**WRITTEN REQUEST**
Copy each line with the word "true" in it.

**RECORDS TO USE**
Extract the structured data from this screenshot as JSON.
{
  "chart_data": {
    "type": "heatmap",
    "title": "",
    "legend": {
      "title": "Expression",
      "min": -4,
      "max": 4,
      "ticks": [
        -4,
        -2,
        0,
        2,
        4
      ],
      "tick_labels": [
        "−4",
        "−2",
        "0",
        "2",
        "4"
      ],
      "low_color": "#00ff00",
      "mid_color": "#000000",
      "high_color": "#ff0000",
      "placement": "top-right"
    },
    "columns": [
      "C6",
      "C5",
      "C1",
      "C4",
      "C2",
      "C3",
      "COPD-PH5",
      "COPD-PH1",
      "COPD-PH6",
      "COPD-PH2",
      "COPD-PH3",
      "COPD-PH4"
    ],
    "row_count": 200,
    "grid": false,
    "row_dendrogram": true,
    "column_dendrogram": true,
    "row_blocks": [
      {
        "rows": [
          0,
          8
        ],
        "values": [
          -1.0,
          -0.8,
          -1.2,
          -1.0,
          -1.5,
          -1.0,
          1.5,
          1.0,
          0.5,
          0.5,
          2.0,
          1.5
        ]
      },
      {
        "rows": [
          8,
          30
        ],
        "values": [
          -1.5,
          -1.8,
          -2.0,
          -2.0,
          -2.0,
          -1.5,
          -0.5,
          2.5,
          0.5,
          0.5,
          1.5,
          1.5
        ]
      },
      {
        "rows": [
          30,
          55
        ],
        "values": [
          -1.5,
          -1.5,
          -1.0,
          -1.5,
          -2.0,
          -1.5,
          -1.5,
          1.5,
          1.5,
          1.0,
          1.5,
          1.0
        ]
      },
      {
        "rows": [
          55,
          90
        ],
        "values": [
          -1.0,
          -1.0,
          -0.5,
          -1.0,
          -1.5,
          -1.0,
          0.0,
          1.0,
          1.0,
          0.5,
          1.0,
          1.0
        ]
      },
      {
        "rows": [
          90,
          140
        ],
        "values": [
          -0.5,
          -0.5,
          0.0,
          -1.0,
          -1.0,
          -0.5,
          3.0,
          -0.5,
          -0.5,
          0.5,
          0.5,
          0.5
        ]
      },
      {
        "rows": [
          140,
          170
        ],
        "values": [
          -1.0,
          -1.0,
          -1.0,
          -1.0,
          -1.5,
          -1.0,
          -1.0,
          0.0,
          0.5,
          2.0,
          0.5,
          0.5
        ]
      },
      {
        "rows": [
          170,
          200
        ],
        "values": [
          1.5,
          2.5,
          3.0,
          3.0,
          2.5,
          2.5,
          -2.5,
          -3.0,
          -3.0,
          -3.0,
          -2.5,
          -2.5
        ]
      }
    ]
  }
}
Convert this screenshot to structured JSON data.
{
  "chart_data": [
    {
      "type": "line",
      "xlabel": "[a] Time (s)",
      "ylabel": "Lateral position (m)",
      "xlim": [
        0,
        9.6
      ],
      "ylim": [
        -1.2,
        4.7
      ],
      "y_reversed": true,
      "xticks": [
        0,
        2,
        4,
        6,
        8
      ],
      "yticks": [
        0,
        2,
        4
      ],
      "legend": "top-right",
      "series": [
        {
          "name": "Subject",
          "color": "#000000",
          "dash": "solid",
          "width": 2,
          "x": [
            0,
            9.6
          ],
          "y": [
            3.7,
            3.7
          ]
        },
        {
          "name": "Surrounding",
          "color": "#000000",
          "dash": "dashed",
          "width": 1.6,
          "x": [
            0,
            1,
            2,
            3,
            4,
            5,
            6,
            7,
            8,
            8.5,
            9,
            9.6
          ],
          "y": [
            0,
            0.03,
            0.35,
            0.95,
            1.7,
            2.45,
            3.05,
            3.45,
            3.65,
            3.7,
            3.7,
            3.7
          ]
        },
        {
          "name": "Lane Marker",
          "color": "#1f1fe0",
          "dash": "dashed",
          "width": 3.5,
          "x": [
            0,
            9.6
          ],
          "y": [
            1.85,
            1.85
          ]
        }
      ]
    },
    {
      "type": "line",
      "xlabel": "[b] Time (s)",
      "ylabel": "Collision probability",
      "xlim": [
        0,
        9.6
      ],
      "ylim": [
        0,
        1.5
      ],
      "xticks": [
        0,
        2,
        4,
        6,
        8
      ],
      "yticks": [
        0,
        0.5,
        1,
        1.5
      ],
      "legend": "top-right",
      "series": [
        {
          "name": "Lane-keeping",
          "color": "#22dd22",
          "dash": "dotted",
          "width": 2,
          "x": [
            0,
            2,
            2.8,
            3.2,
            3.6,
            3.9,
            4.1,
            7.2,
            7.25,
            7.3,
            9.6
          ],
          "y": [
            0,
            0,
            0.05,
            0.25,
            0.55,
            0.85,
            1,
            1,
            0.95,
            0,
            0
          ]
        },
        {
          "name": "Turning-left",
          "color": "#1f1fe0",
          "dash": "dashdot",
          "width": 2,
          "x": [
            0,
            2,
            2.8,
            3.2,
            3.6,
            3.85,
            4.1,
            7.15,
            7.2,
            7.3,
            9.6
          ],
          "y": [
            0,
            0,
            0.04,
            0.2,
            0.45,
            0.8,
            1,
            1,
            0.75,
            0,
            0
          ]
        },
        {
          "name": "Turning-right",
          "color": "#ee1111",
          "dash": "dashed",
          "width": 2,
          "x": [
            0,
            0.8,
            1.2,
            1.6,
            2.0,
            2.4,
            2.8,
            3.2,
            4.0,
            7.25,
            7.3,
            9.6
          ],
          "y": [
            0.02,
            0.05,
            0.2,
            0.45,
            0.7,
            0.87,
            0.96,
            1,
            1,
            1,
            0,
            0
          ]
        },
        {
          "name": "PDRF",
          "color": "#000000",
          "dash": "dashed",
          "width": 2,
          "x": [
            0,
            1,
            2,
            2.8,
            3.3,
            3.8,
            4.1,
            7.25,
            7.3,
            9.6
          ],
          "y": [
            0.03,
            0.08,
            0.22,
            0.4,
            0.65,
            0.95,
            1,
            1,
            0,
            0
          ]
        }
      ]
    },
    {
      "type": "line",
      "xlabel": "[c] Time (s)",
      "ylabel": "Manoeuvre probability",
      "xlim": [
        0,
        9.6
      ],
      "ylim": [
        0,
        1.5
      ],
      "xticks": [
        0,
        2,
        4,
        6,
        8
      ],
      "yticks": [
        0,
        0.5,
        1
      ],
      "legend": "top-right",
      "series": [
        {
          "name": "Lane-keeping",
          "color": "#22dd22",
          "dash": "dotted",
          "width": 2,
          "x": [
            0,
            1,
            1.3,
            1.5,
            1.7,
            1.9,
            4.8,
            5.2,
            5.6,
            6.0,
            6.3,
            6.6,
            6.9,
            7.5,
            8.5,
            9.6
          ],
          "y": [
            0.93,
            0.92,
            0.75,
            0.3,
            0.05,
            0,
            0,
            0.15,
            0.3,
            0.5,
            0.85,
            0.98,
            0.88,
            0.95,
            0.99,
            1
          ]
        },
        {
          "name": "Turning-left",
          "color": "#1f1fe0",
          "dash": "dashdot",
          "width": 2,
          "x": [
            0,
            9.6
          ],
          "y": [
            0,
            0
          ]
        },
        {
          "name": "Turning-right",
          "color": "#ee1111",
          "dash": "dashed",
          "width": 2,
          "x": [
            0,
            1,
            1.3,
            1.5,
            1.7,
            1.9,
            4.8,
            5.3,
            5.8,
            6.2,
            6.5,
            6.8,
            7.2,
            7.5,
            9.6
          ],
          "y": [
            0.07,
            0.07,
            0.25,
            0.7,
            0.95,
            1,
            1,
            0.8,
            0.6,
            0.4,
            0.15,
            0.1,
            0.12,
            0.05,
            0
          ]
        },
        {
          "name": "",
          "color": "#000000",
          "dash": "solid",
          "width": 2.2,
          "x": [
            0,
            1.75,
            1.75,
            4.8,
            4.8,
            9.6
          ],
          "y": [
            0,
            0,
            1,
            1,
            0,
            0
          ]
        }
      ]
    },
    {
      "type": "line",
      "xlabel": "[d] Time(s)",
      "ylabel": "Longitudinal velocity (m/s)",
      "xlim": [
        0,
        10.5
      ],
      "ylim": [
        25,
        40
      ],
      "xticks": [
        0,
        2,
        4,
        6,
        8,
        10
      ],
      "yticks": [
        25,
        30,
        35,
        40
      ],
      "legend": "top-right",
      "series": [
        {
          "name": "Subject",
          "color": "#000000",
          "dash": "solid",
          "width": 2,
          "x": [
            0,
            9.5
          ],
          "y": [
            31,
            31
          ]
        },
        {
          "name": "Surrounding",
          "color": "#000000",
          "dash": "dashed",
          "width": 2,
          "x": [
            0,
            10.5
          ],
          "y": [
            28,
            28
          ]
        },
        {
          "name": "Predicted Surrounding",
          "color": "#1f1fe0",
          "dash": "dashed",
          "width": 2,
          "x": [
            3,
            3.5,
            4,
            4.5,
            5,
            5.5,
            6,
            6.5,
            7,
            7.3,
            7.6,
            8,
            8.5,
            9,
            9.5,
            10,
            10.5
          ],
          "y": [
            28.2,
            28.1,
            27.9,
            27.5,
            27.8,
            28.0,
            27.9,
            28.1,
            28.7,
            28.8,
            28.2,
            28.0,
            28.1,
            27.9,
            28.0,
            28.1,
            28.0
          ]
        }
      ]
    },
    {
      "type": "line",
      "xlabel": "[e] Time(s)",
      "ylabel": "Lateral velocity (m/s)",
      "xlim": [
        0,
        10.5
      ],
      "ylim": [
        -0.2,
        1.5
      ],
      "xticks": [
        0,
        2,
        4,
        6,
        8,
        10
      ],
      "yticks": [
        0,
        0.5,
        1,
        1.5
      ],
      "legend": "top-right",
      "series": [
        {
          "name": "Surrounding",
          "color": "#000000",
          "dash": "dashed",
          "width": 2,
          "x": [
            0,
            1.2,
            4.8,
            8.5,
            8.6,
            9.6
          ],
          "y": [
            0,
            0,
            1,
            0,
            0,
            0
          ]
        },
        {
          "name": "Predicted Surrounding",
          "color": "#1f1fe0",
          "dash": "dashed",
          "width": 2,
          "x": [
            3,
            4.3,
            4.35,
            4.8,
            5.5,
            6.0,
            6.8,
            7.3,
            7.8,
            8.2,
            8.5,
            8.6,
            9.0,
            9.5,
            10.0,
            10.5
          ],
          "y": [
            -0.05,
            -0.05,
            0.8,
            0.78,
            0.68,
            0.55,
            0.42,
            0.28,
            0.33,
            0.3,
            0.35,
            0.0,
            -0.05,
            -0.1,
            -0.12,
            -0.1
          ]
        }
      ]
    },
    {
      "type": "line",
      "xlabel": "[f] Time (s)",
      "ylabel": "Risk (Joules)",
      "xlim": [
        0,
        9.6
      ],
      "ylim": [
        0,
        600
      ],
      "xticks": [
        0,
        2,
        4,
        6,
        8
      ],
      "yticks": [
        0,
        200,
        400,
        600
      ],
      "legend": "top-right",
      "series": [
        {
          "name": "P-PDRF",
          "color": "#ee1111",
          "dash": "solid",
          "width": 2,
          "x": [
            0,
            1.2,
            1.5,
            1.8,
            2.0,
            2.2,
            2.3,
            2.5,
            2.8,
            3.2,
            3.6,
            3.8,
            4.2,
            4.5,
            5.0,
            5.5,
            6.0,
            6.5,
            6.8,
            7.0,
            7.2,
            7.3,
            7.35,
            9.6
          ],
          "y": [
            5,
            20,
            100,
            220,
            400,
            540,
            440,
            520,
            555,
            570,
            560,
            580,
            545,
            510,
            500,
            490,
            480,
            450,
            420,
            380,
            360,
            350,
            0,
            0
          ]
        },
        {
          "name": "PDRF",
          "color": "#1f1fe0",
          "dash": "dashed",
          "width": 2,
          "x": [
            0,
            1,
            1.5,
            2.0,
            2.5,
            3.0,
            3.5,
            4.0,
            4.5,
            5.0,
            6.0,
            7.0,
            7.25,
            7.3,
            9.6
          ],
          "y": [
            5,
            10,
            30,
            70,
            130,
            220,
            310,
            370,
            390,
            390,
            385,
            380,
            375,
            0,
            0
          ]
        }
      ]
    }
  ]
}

**RESPONSE BELOW**
    "row_dendrogram": true,
    "column_dendrogram": true,
      "y_reversed": true,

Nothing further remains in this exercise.